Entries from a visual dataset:
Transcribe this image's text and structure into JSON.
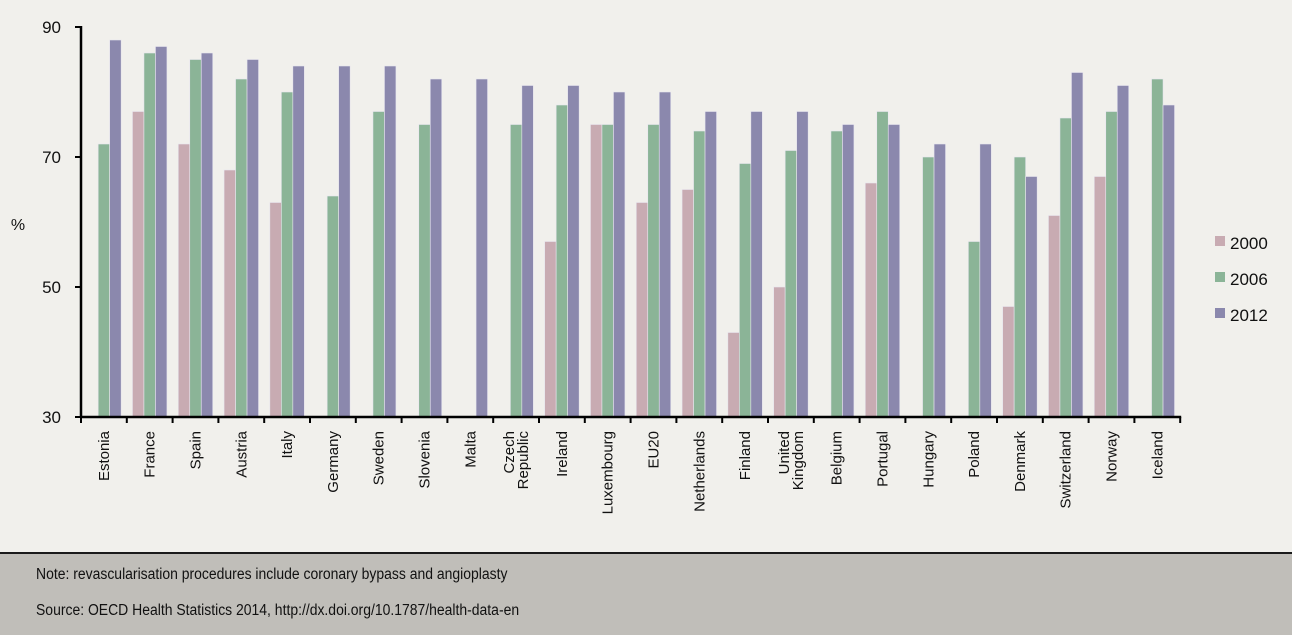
{
  "chart_data": {
    "type": "bar",
    "ylabel": "%",
    "ylim": [
      30,
      90
    ],
    "yticks": [
      30,
      50,
      70,
      90
    ],
    "grid": false,
    "legend_position": "right",
    "categories": [
      "Estonia",
      "France",
      "Spain",
      "Austria",
      "Italy",
      "Germany",
      "Sweden",
      "Slovenia",
      "Malta",
      "Czech Republic",
      "Ireland",
      "Luxembourg",
      "EU20",
      "Netherlands",
      "Finland",
      "United Kingdom",
      "Belgium",
      "Portugal",
      "Hungary",
      "Poland",
      "Denmark",
      "Switzerland",
      "Norway",
      "Iceland"
    ],
    "series": [
      {
        "name": "2000",
        "color": "#c8abb2",
        "values": [
          null,
          77,
          72,
          68,
          63,
          null,
          null,
          null,
          null,
          null,
          57,
          75,
          63,
          65,
          43,
          50,
          null,
          66,
          null,
          null,
          47,
          61,
          67,
          null
        ]
      },
      {
        "name": "2006",
        "color": "#8bb497",
        "values": [
          72,
          86,
          85,
          82,
          80,
          64,
          77,
          75,
          null,
          75,
          78,
          75,
          75,
          74,
          69,
          71,
          74,
          77,
          70,
          57,
          70,
          76,
          77,
          82
        ]
      },
      {
        "name": "2012",
        "color": "#8b88ad",
        "values": [
          88,
          87,
          86,
          85,
          84,
          84,
          84,
          82,
          82,
          81,
          81,
          80,
          80,
          77,
          77,
          77,
          75,
          75,
          72,
          72,
          67,
          83,
          81,
          78
        ]
      }
    ]
  },
  "footer": {
    "note": "Note: revascularisation procedures include coronary bypass and angioplasty",
    "source": "Source: OECD Health Statistics 2014, http://dx.doi.org/10.1787/health-data-en"
  }
}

* **Exercise brief**
Excluding the pictures, reproduce every entry exactly as given.

* **Output for this exercise**
Transcribe this image's text and structure into JSON.
{
  "chart_data": {
    "type": "bar",
    "ylabel": "%",
    "ylim": [
      30,
      90
    ],
    "yticks": [
      30,
      50,
      70,
      90
    ],
    "grid": false,
    "legend_position": "right",
    "categories": [
      "Estonia",
      "France",
      "Spain",
      "Austria",
      "Italy",
      "Germany",
      "Sweden",
      "Slovenia",
      "Malta",
      "Czech Republic",
      "Ireland",
      "Luxembourg",
      "EU20",
      "Netherlands",
      "Finland",
      "United Kingdom",
      "Belgium",
      "Portugal",
      "Hungary",
      "Poland",
      "Denmark",
      "Switzerland",
      "Norway",
      "Iceland"
    ],
    "series": [
      {
        "name": "2000",
        "color": "#c8abb2",
        "values": [
          null,
          77,
          72,
          68,
          63,
          null,
          null,
          null,
          null,
          null,
          57,
          75,
          63,
          65,
          43,
          50,
          null,
          66,
          null,
          null,
          47,
          61,
          67,
          null
        ]
      },
      {
        "name": "2006",
        "color": "#8bb497",
        "values": [
          72,
          86,
          85,
          82,
          80,
          64,
          77,
          75,
          null,
          75,
          78,
          75,
          75,
          74,
          69,
          71,
          74,
          77,
          70,
          57,
          70,
          76,
          77,
          82
        ]
      },
      {
        "name": "2012",
        "color": "#8b88ad",
        "values": [
          88,
          87,
          86,
          85,
          84,
          84,
          84,
          82,
          82,
          81,
          81,
          80,
          80,
          77,
          77,
          77,
          75,
          75,
          72,
          72,
          67,
          83,
          81,
          78
        ]
      }
    ]
  },
  "footer": {
    "note": "Note: revascularisation procedures include coronary bypass and angioplasty",
    "source": "Source: OECD Health Statistics 2014, http://dx.doi.org/10.1787/health-data-en"
  }
}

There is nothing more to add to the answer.